### Input rows
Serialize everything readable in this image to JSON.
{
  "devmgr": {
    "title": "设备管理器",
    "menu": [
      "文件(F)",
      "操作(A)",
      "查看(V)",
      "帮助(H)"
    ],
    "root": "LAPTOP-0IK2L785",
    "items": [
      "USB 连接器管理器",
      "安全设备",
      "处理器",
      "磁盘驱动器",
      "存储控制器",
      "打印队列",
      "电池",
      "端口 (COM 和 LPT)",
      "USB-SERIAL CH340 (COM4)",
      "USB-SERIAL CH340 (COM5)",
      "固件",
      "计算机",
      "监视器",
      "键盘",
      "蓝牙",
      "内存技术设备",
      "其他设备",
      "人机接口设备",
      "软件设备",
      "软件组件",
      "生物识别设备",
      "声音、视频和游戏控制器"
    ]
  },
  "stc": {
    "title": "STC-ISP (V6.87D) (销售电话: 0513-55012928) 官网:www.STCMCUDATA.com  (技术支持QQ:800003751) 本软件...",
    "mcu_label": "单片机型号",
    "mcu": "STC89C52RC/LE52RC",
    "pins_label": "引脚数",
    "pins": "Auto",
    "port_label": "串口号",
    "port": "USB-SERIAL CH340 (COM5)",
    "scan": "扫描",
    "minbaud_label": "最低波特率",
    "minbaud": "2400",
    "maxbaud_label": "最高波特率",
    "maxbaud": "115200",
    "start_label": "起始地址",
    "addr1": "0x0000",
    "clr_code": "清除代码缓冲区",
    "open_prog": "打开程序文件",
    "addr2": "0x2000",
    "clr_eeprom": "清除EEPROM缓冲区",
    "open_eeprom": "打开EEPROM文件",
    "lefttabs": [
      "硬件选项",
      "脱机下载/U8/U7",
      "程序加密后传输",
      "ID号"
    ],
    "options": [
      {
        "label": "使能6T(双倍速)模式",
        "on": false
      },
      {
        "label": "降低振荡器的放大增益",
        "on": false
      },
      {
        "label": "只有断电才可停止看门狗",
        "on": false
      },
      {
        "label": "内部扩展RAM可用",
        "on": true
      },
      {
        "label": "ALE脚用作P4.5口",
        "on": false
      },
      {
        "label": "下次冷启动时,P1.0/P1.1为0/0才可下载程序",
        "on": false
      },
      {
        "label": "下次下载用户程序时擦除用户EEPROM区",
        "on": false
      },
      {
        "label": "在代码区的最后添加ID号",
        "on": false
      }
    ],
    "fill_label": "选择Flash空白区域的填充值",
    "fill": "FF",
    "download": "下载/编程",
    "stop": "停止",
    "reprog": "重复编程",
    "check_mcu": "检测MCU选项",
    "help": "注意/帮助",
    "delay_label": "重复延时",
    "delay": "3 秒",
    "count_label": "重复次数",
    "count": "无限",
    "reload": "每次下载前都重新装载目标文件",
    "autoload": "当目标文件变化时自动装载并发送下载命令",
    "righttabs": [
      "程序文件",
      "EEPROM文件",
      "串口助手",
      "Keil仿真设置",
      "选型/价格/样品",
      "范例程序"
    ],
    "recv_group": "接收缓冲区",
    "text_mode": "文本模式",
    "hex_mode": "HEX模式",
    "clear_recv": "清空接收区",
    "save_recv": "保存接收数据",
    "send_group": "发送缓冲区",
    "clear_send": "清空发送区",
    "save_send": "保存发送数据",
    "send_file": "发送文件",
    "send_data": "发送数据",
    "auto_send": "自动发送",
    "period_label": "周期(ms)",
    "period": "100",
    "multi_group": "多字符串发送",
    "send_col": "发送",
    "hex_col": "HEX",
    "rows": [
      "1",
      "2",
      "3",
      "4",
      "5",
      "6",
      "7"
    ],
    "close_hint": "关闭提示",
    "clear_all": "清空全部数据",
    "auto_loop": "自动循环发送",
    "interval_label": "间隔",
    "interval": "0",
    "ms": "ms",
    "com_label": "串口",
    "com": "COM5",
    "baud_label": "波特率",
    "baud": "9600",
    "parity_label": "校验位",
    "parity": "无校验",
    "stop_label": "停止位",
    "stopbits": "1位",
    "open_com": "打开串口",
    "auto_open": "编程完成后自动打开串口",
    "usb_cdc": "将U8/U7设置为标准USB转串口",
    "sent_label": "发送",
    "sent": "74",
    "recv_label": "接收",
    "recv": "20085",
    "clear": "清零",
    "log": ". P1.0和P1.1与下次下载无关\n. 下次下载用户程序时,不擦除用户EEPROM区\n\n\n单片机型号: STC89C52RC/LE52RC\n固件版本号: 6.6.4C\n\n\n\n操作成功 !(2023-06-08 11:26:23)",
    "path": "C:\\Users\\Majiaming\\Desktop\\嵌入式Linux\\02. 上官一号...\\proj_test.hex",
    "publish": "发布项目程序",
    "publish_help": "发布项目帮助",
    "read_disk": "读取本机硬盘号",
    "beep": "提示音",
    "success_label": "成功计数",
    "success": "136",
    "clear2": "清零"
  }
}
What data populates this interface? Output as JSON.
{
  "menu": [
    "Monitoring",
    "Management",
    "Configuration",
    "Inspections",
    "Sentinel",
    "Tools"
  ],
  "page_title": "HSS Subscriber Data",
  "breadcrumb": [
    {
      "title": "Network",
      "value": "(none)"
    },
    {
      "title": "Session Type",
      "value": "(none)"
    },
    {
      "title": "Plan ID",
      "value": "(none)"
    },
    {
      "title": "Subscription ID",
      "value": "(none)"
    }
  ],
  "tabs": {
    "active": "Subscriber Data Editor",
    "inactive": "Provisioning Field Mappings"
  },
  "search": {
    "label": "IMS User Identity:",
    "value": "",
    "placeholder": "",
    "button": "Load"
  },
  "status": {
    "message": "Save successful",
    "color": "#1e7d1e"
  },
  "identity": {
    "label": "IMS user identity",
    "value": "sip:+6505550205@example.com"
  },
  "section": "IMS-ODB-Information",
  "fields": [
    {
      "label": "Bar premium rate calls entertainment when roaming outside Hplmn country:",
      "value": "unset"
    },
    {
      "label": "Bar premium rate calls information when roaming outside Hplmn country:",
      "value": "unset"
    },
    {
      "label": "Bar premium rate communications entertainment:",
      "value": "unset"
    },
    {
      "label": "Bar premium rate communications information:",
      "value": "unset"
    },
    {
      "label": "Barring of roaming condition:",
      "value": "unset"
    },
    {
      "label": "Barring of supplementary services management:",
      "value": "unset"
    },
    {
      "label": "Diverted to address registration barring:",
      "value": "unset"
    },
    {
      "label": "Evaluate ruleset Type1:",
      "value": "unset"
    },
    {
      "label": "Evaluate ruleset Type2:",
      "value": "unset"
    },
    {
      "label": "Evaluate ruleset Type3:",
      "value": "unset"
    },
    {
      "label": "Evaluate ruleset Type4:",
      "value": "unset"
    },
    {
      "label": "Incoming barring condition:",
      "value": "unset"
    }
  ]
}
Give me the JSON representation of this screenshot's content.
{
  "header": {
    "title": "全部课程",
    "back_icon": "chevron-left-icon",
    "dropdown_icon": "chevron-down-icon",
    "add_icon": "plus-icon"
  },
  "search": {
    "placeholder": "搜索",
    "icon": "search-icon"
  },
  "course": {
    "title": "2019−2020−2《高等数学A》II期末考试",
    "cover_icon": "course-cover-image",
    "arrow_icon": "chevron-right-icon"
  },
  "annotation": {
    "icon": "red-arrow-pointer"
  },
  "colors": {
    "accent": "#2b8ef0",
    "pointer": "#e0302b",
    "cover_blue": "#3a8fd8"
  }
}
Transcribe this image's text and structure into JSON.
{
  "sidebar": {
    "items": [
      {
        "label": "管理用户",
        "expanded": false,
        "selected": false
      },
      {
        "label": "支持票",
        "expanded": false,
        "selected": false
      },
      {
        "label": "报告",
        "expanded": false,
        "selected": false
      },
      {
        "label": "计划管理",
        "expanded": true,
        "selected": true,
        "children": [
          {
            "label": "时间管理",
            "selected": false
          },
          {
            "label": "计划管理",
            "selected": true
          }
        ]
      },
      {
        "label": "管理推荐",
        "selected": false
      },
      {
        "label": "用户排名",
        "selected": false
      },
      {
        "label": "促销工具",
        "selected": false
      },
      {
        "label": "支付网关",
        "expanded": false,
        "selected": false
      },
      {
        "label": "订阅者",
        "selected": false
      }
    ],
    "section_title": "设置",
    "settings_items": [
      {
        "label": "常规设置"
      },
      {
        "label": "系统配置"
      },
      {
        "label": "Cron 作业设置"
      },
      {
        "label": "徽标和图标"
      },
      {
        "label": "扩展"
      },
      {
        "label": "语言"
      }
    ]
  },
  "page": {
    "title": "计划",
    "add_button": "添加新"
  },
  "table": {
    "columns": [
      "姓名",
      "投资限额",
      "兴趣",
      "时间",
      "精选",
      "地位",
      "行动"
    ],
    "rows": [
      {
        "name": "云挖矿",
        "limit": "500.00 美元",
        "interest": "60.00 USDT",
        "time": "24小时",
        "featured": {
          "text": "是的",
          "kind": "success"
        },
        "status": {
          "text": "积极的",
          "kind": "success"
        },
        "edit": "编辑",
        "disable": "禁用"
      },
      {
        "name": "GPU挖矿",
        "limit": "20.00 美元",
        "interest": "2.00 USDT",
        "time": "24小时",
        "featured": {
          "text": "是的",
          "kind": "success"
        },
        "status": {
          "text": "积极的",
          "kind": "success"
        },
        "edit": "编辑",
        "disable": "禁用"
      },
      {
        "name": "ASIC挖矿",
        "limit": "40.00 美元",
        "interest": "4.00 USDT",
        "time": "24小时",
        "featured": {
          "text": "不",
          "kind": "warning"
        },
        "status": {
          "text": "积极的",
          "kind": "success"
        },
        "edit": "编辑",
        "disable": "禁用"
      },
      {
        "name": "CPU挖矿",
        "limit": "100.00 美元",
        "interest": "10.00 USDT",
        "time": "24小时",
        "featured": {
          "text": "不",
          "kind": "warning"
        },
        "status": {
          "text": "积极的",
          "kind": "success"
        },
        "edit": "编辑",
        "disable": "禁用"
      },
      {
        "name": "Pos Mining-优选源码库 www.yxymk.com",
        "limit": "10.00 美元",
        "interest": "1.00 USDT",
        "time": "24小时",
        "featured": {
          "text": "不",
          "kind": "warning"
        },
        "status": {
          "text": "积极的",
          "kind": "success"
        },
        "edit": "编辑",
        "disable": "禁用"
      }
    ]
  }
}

### To do
How many lines in the records above hold the word "when"? Give only the number.

### Response for this exercise
2